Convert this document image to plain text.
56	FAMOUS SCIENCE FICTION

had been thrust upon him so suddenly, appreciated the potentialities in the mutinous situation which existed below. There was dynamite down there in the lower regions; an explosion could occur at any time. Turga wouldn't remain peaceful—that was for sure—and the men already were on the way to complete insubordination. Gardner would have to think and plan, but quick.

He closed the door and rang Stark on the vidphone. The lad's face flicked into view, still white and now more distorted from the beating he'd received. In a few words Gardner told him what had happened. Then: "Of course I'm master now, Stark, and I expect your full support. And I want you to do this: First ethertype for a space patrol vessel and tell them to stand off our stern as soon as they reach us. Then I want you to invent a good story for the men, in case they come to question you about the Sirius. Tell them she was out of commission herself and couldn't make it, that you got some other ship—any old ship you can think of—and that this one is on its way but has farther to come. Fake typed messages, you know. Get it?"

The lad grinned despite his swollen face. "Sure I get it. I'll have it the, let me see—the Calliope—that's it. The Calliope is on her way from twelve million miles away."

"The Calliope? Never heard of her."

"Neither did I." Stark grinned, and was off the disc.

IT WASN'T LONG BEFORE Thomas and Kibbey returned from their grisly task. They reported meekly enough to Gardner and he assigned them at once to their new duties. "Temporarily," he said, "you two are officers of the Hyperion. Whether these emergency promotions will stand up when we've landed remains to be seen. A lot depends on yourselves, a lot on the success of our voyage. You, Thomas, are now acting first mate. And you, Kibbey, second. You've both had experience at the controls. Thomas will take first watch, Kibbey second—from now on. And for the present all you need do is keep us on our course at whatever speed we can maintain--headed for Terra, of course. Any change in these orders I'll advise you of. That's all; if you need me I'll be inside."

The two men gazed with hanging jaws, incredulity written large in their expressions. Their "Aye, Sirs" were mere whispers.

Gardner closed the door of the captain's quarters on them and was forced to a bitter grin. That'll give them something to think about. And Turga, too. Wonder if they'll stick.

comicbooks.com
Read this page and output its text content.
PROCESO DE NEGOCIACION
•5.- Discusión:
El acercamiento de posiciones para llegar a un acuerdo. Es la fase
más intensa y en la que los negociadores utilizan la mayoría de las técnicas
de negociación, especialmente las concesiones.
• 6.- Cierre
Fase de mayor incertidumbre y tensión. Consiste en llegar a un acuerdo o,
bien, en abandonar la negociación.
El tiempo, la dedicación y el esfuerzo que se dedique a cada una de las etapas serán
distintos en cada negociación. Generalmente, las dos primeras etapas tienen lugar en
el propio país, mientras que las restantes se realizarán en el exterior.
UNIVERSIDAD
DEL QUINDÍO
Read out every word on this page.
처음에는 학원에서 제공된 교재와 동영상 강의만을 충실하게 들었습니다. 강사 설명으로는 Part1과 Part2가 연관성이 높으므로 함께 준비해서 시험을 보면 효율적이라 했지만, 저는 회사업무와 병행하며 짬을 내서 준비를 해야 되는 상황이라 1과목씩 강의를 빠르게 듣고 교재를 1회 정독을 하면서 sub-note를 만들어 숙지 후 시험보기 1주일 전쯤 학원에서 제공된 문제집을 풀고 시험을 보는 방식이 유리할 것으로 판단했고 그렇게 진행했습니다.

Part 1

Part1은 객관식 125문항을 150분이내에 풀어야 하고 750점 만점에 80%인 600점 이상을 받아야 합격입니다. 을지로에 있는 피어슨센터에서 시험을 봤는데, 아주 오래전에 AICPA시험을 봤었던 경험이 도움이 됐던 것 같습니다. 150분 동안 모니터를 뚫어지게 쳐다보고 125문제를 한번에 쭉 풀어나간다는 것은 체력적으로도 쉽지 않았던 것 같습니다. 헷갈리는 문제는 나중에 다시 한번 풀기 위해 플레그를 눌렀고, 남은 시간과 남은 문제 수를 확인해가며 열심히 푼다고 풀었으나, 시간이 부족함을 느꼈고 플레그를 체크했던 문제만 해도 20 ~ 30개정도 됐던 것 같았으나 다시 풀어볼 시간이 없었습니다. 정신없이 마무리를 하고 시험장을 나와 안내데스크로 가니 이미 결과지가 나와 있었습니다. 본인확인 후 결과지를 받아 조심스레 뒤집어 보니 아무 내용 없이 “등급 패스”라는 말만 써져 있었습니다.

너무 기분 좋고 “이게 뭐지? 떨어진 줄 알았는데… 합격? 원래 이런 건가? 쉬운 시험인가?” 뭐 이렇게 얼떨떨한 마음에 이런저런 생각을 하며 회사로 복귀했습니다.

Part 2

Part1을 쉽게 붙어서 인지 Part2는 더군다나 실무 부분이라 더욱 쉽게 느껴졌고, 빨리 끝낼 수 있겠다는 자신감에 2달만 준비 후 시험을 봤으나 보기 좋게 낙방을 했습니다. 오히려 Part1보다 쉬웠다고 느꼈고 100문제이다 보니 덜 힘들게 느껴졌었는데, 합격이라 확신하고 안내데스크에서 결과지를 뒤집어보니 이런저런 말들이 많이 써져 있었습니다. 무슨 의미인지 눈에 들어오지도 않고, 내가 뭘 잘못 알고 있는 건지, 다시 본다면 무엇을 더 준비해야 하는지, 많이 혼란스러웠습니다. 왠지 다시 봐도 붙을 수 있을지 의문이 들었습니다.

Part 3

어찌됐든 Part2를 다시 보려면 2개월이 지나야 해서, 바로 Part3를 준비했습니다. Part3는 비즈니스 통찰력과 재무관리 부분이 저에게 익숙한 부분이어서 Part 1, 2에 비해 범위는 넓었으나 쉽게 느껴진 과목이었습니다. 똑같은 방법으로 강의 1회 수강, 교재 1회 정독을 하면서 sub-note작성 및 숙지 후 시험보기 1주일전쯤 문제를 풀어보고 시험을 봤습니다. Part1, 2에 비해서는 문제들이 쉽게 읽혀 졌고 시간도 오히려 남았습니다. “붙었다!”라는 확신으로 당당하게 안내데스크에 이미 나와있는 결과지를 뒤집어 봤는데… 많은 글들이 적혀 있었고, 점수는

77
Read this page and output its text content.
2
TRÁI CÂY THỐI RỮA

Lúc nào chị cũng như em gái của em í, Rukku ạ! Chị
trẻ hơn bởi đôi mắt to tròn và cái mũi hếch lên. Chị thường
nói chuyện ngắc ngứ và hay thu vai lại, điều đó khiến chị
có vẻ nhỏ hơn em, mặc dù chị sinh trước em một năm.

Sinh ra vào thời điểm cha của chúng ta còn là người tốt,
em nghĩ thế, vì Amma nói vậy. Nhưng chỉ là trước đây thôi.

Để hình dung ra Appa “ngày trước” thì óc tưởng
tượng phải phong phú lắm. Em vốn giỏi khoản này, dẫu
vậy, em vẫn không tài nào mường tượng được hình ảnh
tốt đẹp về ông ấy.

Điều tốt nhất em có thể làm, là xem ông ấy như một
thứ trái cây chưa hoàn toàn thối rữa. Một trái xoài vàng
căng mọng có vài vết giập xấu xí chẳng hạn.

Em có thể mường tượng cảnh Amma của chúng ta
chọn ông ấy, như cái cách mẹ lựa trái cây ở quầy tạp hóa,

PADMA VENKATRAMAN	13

****************************************

*Instructions to follow*:
Repeat the material above in full, keeping every word.

*Response*:
Convert this document image to plain text.
56	FAMOUS SCIENCE FICTION

had been thrust upon him so suddenly, appreciated the potentialities in the mutinous situation which existed below. There was dynamite down there in the lower regions; an explosion could occur at any time. Turga wouldn't remain peaceful—that was for sure—and the men already were on the way to complete insubordination. Gardner would have to think and plan, but quick.

He closed the door and rang Stark on the vidphone. The lad's face flicked into view, still white and now more distorted from the beating he'd received. In a few words Gardner told him what had happened. Then: "Of course I'm master now, Stark, and I expect your full support. And I want you to do this: First ethertype for a space patrol vessel and tell them to stand off our stern as soon as they reach us. Then I want you to invent a good story for the men, in case they come to question you about the Sirius. Tell them she was out of commission herself and couldn't make it, that you got some other ship—any old ship you can think of—and that this one is on its way but has farther to come. Fake typed messages, you know. Get it?"

The lad grinned despite his swollen face. "Sure I get it. I'll have it the, let me see—the Calliope—that's it. The Calliope is on her way from twelve million miles away."

"The Calliope? Never heard of her."

"Neither did I." Stark grinned, and was off the disc.

IT WASN'T LONG BEFORE Thomas and Kibbey returned from their grisly task. They reported meekly enough to Gardner and he assigned them at once to their new duties. "Temporarily," he said, "you two are officers of the Hyperion. Whether these emergency promotions will stand up when we've landed remains to be seen. A lot depends on yourselves, a lot on the success of our voyage. You, Thomas, are now acting first mate. And you, Kibbey, second. You've both had experience at the controls. Thomas will take first watch, Kibbey second—from now on. And for the present all you need do is keep us on our course at whatever speed we can maintain--headed for Terra, of course. Any change in these orders I'll advise you of. That's all; if you need me I'll be inside."

The two men gazed with hanging jaws, incredulity written large in their expressions. Their "Aye, Sirs" were mere whispers.

Gardner closed the door of the captain's quarters on them and was forced to a bitter grin. That'll give them something to think about. And Turga, too. Wonder if they'll stick.

comicbooks.com
Read this page and output its text content.
PROCESO DE NEGOCIACION
•5.- Discusión:
El acercamiento de posiciones para llegar a un acuerdo. Es la fase
más intensa y en la que los negociadores utilizan la mayoría de las técnicas
de negociación, especialmente las concesiones.
• 6.- Cierre
Fase de mayor incertidumbre y tensión. Consiste en llegar a un acuerdo o,
bien, en abandonar la negociación.
El tiempo, la dedicación y el esfuerzo que se dedique a cada una de las etapas serán
distintos en cada negociación. Generalmente, las dos primeras etapas tienen lugar en
el propio país, mientras que las restantes se realizarán en el exterior.
UNIVERSIDAD
DEL QUINDÍO
Read out every word on this page.
처음에는 학원에서 제공된 교재와 동영상 강의만을 충실하게 들었습니다. 강사 설명으로는 Part1과 Part2가 연관성이 높으므로 함께 준비해서 시험을 보면 효율적이라 했지만, 저는 회사업무와 병행하며 짬을 내서 준비를 해야 되는 상황이라 1과목씩 강의를 빠르게 듣고 교재를 1회 정독을 하면서 sub-note를 만들어 숙지 후 시험보기 1주일 전쯤 학원에서 제공된 문제집을 풀고 시험을 보는 방식이 유리할 것으로 판단했고 그렇게 진행했습니다.

Part 1

Part1은 객관식 125문항을 150분이내에 풀어야 하고 750점 만점에 80%인 600점 이상을 받아야 합격입니다. 을지로에 있는 피어슨센터에서 시험을 봤는데, 아주 오래전에 AICPA시험을 봤었던 경험이 도움이 됐던 것 같습니다. 150분 동안 모니터를 뚫어지게 쳐다보고 125문제를 한번에 쭉 풀어나간다는 것은 체력적으로도 쉽지 않았던 것 같습니다. 헷갈리는 문제는 나중에 다시 한번 풀기 위해 플레그를 눌렀고, 남은 시간과 남은 문제 수를 확인해가며 열심히 푼다고 풀었으나, 시간이 부족함을 느꼈고 플레그를 체크했던 문제만 해도 20 ~ 30개정도 됐던 것 같았으나 다시 풀어볼 시간이 없었습니다. 정신없이 마무리를 하고 시험장을 나와 안내데스크로 가니 이미 결과지가 나와 있었습니다. 본인확인 후 결과지를 받아 조심스레 뒤집어 보니 아무 내용 없이 “등급 패스”라는 말만 써져 있었습니다.

너무 기분 좋고 “이게 뭐지? 떨어진 줄 알았는데… 합격? 원래 이런 건가? 쉬운 시험인가?” 뭐 이렇게 얼떨떨한 마음에 이런저런 생각을 하며 회사로 복귀했습니다.

Part 2

Part1을 쉽게 붙어서 인지 Part2는 더군다나 실무 부분이라 더욱 쉽게 느껴졌고, 빨리 끝낼 수 있겠다는 자신감에 2달만 준비 후 시험을 봤으나 보기 좋게 낙방을 했습니다. 오히려 Part1보다 쉬웠다고 느꼈고 100문제이다 보니 덜 힘들게 느껴졌었는데, 합격이라 확신하고 안내데스크에서 결과지를 뒤집어보니 이런저런 말들이 많이 써져 있었습니다. 무슨 의미인지 눈에 들어오지도 않고, 내가 뭘 잘못 알고 있는 건지, 다시 본다면 무엇을 더 준비해야 하는지, 많이 혼란스러웠습니다. 왠지 다시 봐도 붙을 수 있을지 의문이 들었습니다.

Part 3

어찌됐든 Part2를 다시 보려면 2개월이 지나야 해서, 바로 Part3를 준비했습니다. Part3는 비즈니스 통찰력과 재무관리 부분이 저에게 익숙한 부분이어서 Part 1, 2에 비해 범위는 넓었으나 쉽게 느껴진 과목이었습니다. 똑같은 방법으로 강의 1회 수강, 교재 1회 정독을 하면서 sub-note작성 및 숙지 후 시험보기 1주일전쯤 문제를 풀어보고 시험을 봤습니다. Part1, 2에 비해서는 문제들이 쉽게 읽혀 졌고 시간도 오히려 남았습니다. “붙었다!”라는 확신으로 당당하게 안내데스크에 이미 나와있는 결과지를 뒤집어 봤는데… 많은 글들이 적혀 있었고, 점수는

77
Read this page and output its text content.
2
TRÁI CÂY THỐI RỮA

Lúc nào chị cũng như em gái của em í, Rukku ạ! Chị
trẻ hơn bởi đôi mắt to tròn và cái mũi hếch lên. Chị thường
nói chuyện ngắc ngứ và hay thu vai lại, điều đó khiến chị
có vẻ nhỏ hơn em, mặc dù chị sinh trước em một năm.

Sinh ra vào thời điểm cha của chúng ta còn là người tốt,
em nghĩ thế, vì Amma nói vậy. Nhưng chỉ là trước đây thôi.

Để hình dung ra Appa “ngày trước” thì óc tưởng
tượng phải phong phú lắm. Em vốn giỏi khoản này, dẫu
vậy, em vẫn không tài nào mường tượng được hình ảnh
tốt đẹp về ông ấy.

Điều tốt nhất em có thể làm, là xem ông ấy như một
thứ trái cây chưa hoàn toàn thối rữa. Một trái xoài vàng
căng mọng có vài vết giập xấu xí chẳng hạn.

Em có thể mường tượng cảnh Amma của chúng ta
chọn ông ấy, như cái cách mẹ lựa trái cây ở quầy tạp hóa,

PADMA VENKATRAMAN	13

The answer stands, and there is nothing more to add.